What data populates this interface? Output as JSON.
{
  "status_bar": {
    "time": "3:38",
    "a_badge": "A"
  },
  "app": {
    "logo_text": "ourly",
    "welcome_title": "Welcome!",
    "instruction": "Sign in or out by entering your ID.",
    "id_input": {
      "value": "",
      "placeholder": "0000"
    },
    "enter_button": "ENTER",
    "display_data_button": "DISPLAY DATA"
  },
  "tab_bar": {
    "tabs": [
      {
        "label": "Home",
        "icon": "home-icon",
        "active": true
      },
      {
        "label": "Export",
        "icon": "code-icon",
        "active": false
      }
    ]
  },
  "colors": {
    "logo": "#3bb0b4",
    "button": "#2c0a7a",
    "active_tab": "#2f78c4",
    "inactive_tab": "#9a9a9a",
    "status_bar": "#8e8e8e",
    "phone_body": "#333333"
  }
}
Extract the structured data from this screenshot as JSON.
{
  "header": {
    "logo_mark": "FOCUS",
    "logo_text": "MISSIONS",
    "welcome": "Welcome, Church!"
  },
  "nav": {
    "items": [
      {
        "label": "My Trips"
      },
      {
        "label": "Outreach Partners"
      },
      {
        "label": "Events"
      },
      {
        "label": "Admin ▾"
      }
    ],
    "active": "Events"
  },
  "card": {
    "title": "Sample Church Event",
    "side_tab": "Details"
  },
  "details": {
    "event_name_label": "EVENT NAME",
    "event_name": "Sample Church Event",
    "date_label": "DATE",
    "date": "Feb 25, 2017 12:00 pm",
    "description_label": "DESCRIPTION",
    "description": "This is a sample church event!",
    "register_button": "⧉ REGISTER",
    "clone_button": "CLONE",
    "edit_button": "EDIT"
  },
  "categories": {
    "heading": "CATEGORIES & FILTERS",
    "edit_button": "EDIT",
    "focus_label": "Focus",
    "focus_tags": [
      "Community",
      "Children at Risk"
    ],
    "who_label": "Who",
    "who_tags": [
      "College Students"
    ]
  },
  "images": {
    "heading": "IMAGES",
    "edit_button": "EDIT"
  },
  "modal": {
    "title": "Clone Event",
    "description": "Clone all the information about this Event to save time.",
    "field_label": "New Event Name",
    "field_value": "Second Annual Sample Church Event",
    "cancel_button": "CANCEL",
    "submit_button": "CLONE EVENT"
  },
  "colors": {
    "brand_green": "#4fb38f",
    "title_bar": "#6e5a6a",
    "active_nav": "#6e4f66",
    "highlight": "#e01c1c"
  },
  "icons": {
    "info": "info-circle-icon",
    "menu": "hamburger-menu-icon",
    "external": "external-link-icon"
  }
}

-.-.-

> Short problem
Using the listing, say how many lines include the word "time", and add nothing else.

> Solution
2